Task description
List all the lines in these records that hold "которых".
═════ Source data ═════
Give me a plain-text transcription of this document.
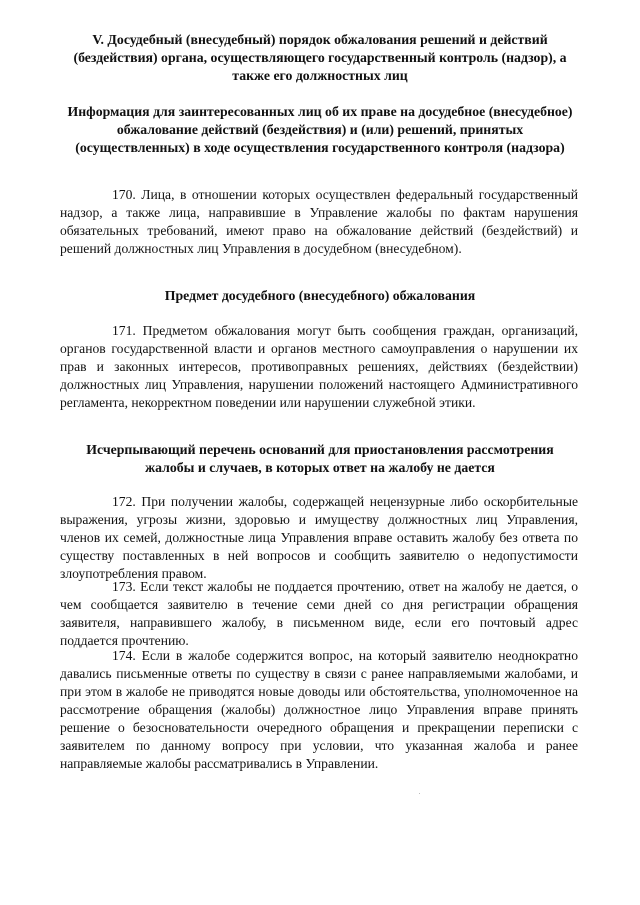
V. Досудебный (внесудебный) порядок обжалования решений и действий (бездействия) органа, осуществляющего государственный контроль (надзор), а также его должностных лиц
Информация для заинтересованных лиц об их праве на досудебное (внесудебное) обжалование действий (бездействия) и (или) решений, принятых (осуществленных) в ходе осуществления государственного контроля (надзора)
170. Лица, в отношении которых осуществлен федеральный государственный надзор, а также лица, направившие в Управление жалобы по фактам нарушения обязательных требований, имеют право на обжалование действий (бездействий) и решений должностных лиц Управления в досудебном (внесудебном).
Предмет досудебного (внесудебного) обжалования
171. Предметом обжалования могут быть сообщения граждан, организаций, органов государственной власти и органов местного самоуправления о нарушении их прав и законных интересов, противоправных решениях, действиях (бездействии) должностных лиц Управления, нарушении положений настоящего Административного регламента, некорректном поведении или нарушении служебной этики.
Исчерпывающий перечень оснований для приостановления рассмотрения жалобы и случаев, в которых ответ на жалобу не дается
172. При получении жалобы, содержащей нецензурные либо оскорбительные выражения, угрозы жизни, здоровью и имуществу должностных лиц Управления, членов их семей, должностные лица Управления вправе оставить жалобу без ответа по существу поставленных в ней вопросов и сообщить заявителю о недопустимости злоупотребления правом.
173. Если текст жалобы не поддается прочтению, ответ на жалобу не дается, о чем сообщается заявителю в течение семи дней со дня регистрации обращения заявителя, направившего жалобу, в письменном виде, если его почтовый адрес поддается прочтению.
174. Если в жалобе содержится вопрос, на который заявителю неоднократно давались письменные ответы по существу в связи с ранее направляемыми жалобами, и при этом в жалобе не приводятся новые доводы или обстоятельства, уполномоченное на рассмотрение обращения (жалобы) должностное лицо Управления вправе принять решение о безосновательности очередного обращения и прекращении переписки с заявителем по данному вопросу при условии, что указанная жалоба и ранее направляемые жалобы рассматривались в Управлении.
═════
Result
170. Лица, в отношении которых осуществлен федеральный государственный надзор, а также лица, направившие в Управление жалобы по фактам нарушения обязательных требований, имеют право на обжалование действий (бездействий) и решений должностных лиц Управления в досудебном (внесудебном).
Исчерпывающий перечень оснований для приостановления рассмотрения жалобы и случаев, в которых ответ на жалобу не дается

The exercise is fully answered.